(Beginning of Source extract)

Enzyme Replacement Therapies and Immunogenicity in Lysosomal Storage Diseases: Is There a Pattern?

ABSTRACT

Lysosomal storage diseases arise because of genetic mutations that result in nonfunctioning or dysfunctional lysosomal enzymes responsible for breaking down molecules such as glycosaminoglycans or glycogen. Many of these storage diseases, such as the mucopolysaccharidosis (MPS) disorders and Pompe disease, can now be treated with infusion therapies to replace the dysfunctional protein with active enzyme. Although these therapies are effective, in at least one condition, infantile-onset Pompe disease, antibodies that develop against the drug significantly reduce its efficacy. However, this influence on efficacy does not appear to manifest across all enzyme replacement therapies. An example is MPS IVA, or Morquio A syndrome, in which the glycosaminoglycans keratan sulfate and chondroitin-6-sulfate accumulate in tissues as a result of N-acetylgalactosamine-6-sulfatase deficiency. The current approved treatment for MPS IVA is elosulfase alfa, a recombinant human enzyme replacement therapy. Although all patients receiving elosulfase alfa treatment develop antidrug antibodies and most develop neutralizing antibodies, clinical data to date show no effect on drug efficacy or safety. Overall, the relevance of antidrug antibodies specific to enzyme replacement therapies for the lysosomal storage diseases remains a mixed picture that will require time and continued clinical follow-up to resolve for each specific condition and treatment.

(End of Source extract)
(Beginning of Excerpted records)

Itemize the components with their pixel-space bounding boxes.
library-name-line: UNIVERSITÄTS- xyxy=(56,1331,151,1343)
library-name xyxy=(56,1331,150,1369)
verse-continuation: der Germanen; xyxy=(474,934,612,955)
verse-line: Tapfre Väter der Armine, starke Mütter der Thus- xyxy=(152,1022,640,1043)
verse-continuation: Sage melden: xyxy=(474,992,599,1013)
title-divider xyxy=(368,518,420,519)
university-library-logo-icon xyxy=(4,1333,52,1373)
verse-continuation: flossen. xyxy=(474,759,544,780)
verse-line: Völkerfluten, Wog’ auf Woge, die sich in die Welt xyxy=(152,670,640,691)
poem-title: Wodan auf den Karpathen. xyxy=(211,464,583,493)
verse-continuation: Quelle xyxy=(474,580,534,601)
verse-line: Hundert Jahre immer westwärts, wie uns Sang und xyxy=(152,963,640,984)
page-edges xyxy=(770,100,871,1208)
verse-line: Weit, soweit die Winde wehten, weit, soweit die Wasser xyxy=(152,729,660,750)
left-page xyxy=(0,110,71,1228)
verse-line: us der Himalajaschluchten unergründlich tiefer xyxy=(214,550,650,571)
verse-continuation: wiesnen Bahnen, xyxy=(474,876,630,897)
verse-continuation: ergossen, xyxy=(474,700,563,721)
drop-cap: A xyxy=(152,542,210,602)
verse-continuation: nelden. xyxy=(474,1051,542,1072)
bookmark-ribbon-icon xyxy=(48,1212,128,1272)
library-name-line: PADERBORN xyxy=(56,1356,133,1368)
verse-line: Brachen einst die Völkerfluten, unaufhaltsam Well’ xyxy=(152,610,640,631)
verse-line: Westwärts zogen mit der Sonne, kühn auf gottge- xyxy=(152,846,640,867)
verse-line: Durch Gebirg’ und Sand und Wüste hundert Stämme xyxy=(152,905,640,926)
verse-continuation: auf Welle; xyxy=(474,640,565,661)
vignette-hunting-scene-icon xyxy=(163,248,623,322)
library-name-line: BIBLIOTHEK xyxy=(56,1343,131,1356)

(End of Excerpted records)

Work instruction
According to the abstract on enzyme replacement therapy immunogenicity, what is the current approved treatment for MPS IVA?

Answer space
Elosulfase alfa, a recombinant human enzyme replacement therapy.